━━━━━ EXCERPT TO READ ━━━━━

EA: Humanities scholars have long understood the cultural significance of melodrama—from novels like Uncle Tom’s Cabin to silent films like Birth of a Nation to Hollywood action thrillers like Rambo—but neither humanities scholars nor social scientists have seriously addressed melodrama’s work within political processes. My book aims to work in both domains to show the importance of melodrama in foreign policy, formations of citizenship and subjectivity, and expansions of state power. I analyze concepts of freedom, sovereignty, and power through canonical and contemporary critical political theory, while placing them in dialogue with recent American Studies scholarship on empire and citizenship, and film and literary analyses of melodrama and affect. I also use melodrama to make a larger claim that cultural genres condition our political action.
J: What is your next project?
EA: My next book project, Ugly Freedoms, aims to answer the question posed at the end of Orgies of Feeling: How do people imagine and practice freedom in ways that do not draw from a model of sovereign and violent power? This book contends that contemporary western definitions of freedom, including free choice, individual mastery, and sovereignty, exacerbate rather than overcome conditions of oppression to produce ugly and terrifying experiences of domination and war. Yet it also argues that practices of freedom can be found in “ugly” situations that would seem to be freedom’s opposite from the perspective of sovereignty: namely, dependence, domination, and failure. While these conditions might be experienced as constraining, despairing, or horrific, they can also nourish collective agency, world-making, and unexpected mobility.

━━━━━ DATA SUPPLIED ━━━━━

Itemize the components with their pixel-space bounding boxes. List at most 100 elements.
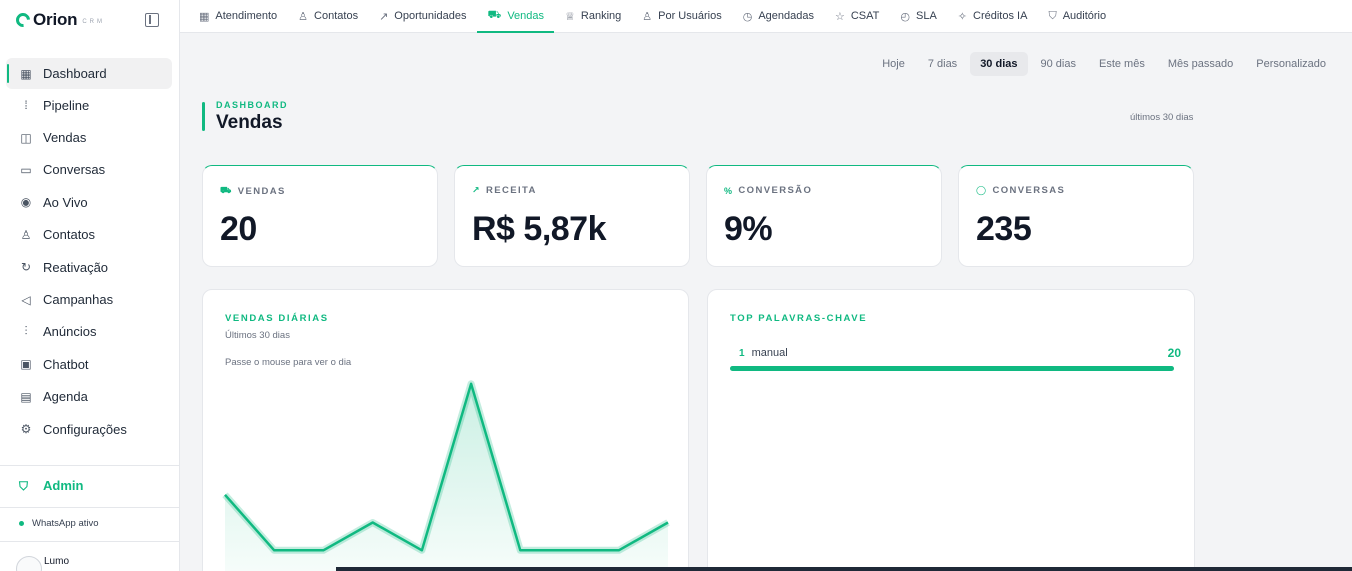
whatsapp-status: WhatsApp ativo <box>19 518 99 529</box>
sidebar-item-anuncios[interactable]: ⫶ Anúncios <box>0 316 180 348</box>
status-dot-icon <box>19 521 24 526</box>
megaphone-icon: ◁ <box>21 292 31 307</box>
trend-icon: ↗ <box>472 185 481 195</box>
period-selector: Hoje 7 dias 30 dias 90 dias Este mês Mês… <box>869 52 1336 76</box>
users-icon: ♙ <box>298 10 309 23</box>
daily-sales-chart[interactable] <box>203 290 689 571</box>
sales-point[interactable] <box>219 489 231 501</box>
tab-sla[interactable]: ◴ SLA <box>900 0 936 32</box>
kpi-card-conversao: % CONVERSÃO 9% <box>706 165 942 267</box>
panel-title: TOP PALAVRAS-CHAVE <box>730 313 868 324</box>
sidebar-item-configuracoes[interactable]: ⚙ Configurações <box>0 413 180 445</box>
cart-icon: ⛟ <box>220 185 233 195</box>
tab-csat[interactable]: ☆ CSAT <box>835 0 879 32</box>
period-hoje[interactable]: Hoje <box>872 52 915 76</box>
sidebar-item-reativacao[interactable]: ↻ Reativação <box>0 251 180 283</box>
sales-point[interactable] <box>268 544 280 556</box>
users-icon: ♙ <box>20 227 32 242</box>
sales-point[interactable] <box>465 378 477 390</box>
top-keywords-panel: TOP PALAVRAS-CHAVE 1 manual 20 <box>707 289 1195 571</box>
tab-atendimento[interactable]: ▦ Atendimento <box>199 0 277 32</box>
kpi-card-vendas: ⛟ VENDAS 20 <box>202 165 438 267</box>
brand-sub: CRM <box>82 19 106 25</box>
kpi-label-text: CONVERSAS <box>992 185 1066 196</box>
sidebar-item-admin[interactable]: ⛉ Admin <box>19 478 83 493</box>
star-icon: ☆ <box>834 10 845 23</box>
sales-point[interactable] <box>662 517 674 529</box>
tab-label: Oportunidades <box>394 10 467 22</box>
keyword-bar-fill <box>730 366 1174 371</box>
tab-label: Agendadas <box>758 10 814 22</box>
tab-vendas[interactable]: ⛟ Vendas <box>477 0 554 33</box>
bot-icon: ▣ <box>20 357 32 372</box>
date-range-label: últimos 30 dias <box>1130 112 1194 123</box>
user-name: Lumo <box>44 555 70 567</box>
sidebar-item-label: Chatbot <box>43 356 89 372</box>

━━━━━

STATED GOAL: Pick up the interview on melodrama and freedom and continue it from its last sentence. These entries come from a different source than the interview.

RESPONSE FOR THIS EXERCISE:
Ugly Freedoms thus refers both to the impoverished concepts that often delimit the understanding of freedom in our neoliberal era, and to the ways that nonsovereign conditions otherwise deemed terrifying and disgusting might also give rise to new practices of freedom. It will draw on Hollywood film depictions of black slavery, the genre of horror (surprisingly found in liberal theories of imperialism), and international relations studies of failed states, among its studies of ugly freedom.
Excerpts from Orgies of Feeling: Melodrama and the Politics of Freedom
The melodramas that I track in this book often promote a specific type of citizenship, in which the felt experience of being an American comprises not only persecuted innocence, love of freedom, and empathic connection with other Americans’ suffering, but also the express demand to legitimate state power against political antagonists outside the nation. In these melodramas, the nation’s unjust suffering proves its virtue, and virtue authorizes dramatic expressions of state action including war and state surveillance. In contemporary politics, the intensifications of antidemocratic and often violent forms of state power—including military occupation in Iraq, Afghanistan, and tens of other shadow sites, the exponential growth of the national security state, the formalization of racial profiling for people with Arab and Muslim backgrounds, the narrowing of already minute points of access to political power for nonelite citizens, the criminalization of nonviolent protest, the militarization of police power, and the further abridgements of institutionalized civil liberties—are partly rooted in the melodramatic mobilization of a political subject who legitimates them as an expression of the nation’s virtue.
A paradigmatic example of melodramatic political discourse is President George W. Bush’s speech on the War in Afghanistan at the Pentagon on 11 October 2001. The story that the speech emplotted relied on melodramatic genre conventions—including a narrative of virtue and redemption, heightened affects of pain, detailed explanations of individual suffering, and a sense of overwhelmed victimhood that transmutes virtue into strength—to both unify national identity and authorize a war that had already begun four days prior. The speech is found here.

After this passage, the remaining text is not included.